_AIM OF THE EXERCISE_
Starting with the line that includes "Parse this screenshot: output", write out every remaining line of the records below exactly as it appears, leaving out any images.

_EXTRACTED INFORMATION_
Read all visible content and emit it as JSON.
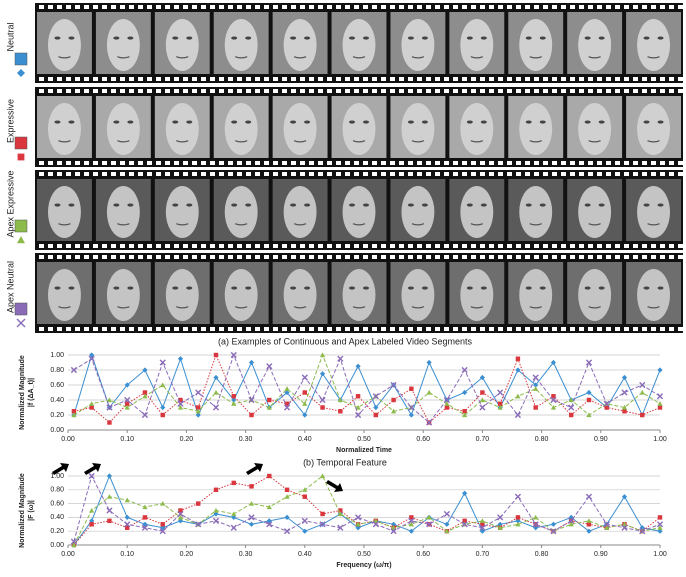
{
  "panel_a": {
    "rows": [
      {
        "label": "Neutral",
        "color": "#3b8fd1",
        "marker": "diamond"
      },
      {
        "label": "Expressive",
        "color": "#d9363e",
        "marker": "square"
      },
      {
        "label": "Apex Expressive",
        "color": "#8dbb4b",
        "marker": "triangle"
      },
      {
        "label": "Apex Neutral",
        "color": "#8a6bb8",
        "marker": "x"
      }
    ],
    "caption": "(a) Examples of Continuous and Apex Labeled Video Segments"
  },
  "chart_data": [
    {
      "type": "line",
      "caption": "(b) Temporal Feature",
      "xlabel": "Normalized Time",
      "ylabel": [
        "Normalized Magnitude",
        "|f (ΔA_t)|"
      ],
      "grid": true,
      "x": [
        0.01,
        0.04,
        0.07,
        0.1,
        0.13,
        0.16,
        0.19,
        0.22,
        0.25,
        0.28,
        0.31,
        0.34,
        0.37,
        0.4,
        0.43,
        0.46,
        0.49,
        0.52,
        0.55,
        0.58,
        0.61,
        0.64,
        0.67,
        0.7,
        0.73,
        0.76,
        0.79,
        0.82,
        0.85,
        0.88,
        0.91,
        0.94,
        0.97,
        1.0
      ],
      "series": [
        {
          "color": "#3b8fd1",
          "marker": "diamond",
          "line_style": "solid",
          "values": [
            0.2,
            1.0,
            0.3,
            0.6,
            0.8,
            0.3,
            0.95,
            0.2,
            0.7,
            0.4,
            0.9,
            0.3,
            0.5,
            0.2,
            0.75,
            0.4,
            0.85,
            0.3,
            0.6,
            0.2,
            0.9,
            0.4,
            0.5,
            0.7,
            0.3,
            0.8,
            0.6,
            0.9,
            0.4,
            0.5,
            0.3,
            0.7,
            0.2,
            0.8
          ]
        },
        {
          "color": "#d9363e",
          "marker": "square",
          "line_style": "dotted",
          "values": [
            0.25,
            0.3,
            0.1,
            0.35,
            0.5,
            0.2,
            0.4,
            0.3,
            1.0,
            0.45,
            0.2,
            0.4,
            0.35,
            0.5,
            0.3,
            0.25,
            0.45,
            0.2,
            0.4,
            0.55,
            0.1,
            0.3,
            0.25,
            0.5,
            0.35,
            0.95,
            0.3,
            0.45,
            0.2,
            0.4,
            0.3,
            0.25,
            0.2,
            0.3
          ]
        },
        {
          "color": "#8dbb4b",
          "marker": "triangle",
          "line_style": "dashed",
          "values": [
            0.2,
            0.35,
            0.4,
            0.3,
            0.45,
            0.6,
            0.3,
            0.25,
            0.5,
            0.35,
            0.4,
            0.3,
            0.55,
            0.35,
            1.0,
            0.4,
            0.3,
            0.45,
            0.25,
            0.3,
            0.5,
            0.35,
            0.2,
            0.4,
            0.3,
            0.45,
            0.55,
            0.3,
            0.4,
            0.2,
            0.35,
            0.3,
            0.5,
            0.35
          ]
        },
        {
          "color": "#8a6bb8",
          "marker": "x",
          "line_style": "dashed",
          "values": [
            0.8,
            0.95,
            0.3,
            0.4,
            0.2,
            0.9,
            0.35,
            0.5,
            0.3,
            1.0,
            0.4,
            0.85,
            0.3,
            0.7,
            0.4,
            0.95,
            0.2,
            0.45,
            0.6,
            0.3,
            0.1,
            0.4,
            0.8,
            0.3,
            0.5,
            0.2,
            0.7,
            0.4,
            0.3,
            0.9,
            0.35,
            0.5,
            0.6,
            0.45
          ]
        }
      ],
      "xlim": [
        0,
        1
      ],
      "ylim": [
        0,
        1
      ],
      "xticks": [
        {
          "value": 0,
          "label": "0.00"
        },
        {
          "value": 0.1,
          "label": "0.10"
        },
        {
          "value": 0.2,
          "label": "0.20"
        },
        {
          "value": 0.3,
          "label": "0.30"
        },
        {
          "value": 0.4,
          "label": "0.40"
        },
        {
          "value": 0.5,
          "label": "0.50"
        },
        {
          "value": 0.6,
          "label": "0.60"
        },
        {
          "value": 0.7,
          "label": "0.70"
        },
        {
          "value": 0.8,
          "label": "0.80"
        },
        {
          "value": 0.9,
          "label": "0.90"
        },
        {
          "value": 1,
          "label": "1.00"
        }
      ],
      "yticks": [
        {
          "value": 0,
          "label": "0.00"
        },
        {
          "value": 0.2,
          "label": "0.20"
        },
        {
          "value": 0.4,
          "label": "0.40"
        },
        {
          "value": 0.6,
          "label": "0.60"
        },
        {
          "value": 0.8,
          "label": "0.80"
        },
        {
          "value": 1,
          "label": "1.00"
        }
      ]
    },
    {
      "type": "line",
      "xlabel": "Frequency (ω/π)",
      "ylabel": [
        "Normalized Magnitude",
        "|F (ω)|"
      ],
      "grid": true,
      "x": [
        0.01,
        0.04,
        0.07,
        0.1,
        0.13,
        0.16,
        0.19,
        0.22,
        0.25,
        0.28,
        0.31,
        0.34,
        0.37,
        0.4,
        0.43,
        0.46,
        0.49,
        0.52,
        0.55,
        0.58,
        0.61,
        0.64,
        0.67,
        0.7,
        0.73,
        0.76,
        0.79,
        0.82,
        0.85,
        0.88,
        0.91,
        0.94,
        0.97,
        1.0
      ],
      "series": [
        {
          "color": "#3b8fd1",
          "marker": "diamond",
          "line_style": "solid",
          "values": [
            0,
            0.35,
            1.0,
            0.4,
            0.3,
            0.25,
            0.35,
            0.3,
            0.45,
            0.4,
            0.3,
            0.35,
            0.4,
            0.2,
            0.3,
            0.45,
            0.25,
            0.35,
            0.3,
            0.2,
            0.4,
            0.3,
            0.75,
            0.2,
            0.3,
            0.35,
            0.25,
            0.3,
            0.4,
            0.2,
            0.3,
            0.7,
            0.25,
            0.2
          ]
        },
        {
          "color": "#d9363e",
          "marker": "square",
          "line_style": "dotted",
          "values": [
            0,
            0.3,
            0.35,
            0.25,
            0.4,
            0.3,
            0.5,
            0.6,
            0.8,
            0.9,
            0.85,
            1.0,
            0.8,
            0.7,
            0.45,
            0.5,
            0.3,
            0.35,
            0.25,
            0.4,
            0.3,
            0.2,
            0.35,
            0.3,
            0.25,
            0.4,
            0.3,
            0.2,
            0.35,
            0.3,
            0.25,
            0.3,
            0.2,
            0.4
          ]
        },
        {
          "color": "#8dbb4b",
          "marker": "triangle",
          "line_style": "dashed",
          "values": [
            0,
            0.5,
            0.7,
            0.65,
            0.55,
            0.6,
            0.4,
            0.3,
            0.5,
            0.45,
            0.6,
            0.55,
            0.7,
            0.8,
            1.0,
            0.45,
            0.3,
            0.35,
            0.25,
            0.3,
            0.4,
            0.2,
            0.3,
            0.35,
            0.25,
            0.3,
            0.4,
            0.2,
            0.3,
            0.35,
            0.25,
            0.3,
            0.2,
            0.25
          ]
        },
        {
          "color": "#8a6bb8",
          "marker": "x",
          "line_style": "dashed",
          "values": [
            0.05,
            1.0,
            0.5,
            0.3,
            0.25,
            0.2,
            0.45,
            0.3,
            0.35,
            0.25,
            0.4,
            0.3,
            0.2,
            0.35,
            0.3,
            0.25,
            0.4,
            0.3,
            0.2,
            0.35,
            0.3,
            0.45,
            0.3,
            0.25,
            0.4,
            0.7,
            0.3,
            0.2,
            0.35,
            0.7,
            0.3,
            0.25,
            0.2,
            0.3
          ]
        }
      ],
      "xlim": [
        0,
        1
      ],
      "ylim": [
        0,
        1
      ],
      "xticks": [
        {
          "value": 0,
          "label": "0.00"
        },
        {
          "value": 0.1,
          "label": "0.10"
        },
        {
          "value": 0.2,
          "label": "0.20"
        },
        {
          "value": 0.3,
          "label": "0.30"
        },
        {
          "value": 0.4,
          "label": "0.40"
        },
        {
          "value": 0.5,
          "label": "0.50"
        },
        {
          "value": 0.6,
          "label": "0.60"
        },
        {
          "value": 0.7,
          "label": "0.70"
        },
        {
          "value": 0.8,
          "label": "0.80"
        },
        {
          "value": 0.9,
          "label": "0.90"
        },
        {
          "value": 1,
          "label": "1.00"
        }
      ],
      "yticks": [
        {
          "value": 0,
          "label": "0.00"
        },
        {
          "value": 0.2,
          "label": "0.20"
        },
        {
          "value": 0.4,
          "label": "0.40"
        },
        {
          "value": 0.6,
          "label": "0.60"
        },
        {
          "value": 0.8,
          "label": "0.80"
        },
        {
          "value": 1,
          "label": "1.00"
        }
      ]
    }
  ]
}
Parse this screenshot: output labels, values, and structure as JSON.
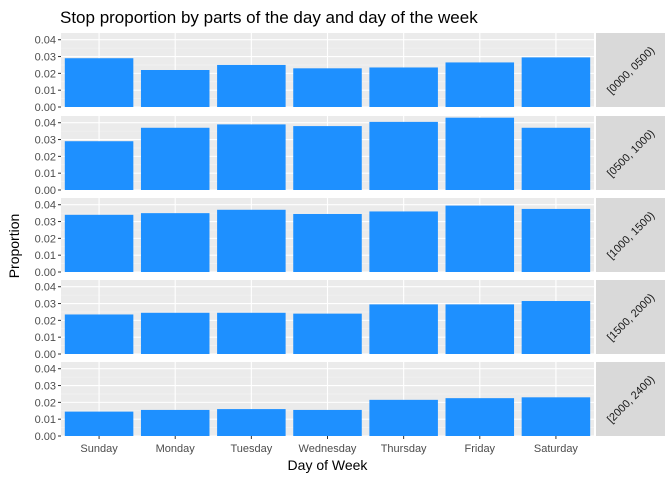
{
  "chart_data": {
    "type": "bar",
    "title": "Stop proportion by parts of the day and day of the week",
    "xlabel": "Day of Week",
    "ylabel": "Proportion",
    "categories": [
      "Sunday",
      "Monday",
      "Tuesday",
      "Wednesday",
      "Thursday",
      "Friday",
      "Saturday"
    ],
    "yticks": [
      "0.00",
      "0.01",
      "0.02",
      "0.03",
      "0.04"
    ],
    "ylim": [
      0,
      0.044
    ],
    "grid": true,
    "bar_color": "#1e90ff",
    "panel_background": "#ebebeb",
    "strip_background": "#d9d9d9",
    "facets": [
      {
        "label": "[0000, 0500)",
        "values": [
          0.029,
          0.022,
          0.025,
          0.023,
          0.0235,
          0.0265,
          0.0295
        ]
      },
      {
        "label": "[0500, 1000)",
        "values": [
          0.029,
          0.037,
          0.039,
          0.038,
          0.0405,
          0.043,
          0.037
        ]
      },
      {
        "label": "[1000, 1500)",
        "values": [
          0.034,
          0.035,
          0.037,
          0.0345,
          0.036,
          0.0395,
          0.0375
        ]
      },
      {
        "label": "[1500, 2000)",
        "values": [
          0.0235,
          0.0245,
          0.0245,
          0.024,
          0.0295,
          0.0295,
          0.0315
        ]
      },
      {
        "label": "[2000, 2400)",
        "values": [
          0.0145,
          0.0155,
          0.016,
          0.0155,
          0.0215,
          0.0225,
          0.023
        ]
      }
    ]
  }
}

_SOLUTION_
Parse this screenshot: output labels, values, and structure as JSON.
{
  "chart_data": {
    "type": "bar",
    "title": "Stop proportion by parts of the day and day of the week",
    "xlabel": "Day of Week",
    "ylabel": "Proportion",
    "categories": [
      "Sunday",
      "Monday",
      "Tuesday",
      "Wednesday",
      "Thursday",
      "Friday",
      "Saturday"
    ],
    "yticks": [
      "0.00",
      "0.01",
      "0.02",
      "0.03",
      "0.04"
    ],
    "ylim": [
      0,
      0.044
    ],
    "grid": true,
    "bar_color": "#1e90ff",
    "panel_background": "#ebebeb",
    "strip_background": "#d9d9d9",
    "facets": [
      {
        "label": "[0000, 0500)",
        "values": [
          0.029,
          0.022,
          0.025,
          0.023,
          0.0235,
          0.0265,
          0.0295
        ]
      },
      {
        "label": "[0500, 1000)",
        "values": [
          0.029,
          0.037,
          0.039,
          0.038,
          0.0405,
          0.043,
          0.037
        ]
      },
      {
        "label": "[1000, 1500)",
        "values": [
          0.034,
          0.035,
          0.037,
          0.0345,
          0.036,
          0.0395,
          0.0375
        ]
      },
      {
        "label": "[1500, 2000)",
        "values": [
          0.0235,
          0.0245,
          0.0245,
          0.024,
          0.0295,
          0.0295,
          0.0315
        ]
      },
      {
        "label": "[2000, 2400)",
        "values": [
          0.0145,
          0.0155,
          0.016,
          0.0155,
          0.0215,
          0.0225,
          0.023
        ]
      }
    ]
  }
}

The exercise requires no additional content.